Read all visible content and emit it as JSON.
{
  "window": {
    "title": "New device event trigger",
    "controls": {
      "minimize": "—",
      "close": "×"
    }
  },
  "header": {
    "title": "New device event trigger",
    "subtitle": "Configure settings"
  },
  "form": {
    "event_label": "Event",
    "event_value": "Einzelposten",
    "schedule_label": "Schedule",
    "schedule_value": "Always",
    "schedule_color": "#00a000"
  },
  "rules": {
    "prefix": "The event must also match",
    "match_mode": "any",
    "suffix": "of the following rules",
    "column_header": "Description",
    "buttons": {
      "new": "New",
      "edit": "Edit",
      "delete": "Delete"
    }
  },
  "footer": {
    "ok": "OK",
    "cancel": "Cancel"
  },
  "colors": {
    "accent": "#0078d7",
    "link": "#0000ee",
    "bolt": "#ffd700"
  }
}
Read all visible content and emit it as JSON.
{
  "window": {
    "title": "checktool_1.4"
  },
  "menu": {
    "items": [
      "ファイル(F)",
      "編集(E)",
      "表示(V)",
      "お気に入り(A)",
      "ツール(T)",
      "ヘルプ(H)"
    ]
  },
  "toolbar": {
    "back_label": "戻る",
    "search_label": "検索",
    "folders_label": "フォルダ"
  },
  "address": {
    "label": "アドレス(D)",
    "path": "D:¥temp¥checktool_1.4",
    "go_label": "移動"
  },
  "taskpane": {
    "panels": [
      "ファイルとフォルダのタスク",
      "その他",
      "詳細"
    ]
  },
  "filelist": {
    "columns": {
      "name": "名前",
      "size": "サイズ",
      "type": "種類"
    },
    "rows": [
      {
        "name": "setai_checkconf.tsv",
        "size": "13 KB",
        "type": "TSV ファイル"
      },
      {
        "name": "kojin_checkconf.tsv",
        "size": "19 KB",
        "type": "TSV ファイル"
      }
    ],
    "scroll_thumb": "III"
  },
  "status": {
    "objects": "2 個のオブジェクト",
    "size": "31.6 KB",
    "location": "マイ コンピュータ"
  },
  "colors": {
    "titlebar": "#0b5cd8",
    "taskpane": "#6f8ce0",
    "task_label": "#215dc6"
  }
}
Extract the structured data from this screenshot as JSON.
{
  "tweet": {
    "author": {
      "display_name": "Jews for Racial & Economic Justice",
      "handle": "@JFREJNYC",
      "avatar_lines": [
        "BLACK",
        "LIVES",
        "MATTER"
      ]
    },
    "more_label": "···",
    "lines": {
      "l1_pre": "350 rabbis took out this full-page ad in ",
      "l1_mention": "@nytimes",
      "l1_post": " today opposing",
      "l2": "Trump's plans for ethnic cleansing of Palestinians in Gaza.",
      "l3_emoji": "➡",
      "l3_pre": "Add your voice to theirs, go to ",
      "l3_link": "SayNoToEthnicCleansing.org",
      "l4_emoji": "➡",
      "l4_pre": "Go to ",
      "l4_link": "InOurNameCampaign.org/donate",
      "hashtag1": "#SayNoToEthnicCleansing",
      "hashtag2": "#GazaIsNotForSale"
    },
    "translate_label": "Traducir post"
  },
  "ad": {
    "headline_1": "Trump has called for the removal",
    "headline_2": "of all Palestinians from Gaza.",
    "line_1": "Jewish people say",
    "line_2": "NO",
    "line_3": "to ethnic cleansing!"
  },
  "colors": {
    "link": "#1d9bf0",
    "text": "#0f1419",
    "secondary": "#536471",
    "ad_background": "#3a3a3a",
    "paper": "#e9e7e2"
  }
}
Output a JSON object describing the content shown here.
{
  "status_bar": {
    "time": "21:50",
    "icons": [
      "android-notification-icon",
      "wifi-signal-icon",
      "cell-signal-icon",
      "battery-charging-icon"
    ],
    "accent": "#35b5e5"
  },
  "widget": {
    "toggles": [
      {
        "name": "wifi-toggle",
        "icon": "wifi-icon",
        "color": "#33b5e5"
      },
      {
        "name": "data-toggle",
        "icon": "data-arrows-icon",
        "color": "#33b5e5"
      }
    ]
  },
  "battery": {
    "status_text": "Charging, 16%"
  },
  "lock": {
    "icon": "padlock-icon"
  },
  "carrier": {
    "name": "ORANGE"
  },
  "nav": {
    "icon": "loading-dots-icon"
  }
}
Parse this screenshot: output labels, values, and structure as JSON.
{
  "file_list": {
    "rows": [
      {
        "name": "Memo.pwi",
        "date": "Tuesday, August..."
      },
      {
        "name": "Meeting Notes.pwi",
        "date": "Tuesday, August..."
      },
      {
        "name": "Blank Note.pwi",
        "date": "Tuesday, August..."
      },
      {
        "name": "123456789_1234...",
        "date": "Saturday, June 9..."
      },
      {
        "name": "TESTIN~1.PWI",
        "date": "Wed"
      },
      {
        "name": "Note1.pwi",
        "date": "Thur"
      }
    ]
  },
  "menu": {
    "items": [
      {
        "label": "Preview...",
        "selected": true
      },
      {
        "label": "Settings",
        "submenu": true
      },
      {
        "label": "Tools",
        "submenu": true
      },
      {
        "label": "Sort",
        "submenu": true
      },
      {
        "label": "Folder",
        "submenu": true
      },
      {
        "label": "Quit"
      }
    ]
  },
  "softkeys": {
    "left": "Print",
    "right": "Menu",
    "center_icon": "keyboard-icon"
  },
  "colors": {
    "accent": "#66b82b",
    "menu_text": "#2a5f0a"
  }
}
===
- Exercise -
Go through the records. Copy each line where "rules" appears.

- Exercise answer -
  "rules": {
    "suffix": "of the following rules",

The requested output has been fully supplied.